(WHAT THE TASK ASKS): Count the lines in the rows below that contain the string "paragraph", and reply with the number alone.

(TASK MATERIAL):

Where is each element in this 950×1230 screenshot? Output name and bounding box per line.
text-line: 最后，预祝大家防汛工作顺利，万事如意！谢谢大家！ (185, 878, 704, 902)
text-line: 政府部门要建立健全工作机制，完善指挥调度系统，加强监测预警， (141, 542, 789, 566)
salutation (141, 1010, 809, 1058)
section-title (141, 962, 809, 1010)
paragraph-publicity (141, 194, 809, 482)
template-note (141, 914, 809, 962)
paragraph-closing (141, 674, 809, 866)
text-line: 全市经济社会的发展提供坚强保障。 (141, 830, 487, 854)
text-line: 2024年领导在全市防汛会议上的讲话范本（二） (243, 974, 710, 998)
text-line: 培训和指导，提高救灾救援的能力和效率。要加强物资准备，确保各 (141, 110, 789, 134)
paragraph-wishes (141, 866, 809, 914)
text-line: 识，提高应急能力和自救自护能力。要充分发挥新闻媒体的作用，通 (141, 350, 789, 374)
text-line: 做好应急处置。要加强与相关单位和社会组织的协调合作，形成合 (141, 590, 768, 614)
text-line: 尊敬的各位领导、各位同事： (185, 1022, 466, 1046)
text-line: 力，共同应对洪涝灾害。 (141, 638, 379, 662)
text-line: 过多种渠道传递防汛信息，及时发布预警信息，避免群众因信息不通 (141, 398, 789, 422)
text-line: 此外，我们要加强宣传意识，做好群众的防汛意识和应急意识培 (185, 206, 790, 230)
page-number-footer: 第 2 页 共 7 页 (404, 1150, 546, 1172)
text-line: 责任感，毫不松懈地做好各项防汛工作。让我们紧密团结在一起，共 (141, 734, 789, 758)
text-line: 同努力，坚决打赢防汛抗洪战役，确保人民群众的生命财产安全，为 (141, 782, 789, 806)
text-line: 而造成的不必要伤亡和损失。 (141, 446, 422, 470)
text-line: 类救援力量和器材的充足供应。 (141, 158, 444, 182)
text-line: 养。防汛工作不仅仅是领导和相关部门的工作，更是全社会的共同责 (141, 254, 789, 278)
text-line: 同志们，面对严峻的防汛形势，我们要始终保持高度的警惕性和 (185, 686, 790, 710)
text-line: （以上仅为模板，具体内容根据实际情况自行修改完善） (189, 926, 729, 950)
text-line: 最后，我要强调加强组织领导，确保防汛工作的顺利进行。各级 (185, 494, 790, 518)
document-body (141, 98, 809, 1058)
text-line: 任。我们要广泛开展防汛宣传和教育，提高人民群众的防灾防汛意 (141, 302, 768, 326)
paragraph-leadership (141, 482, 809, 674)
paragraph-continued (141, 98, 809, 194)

(RESPONSE TO THE TASK): 5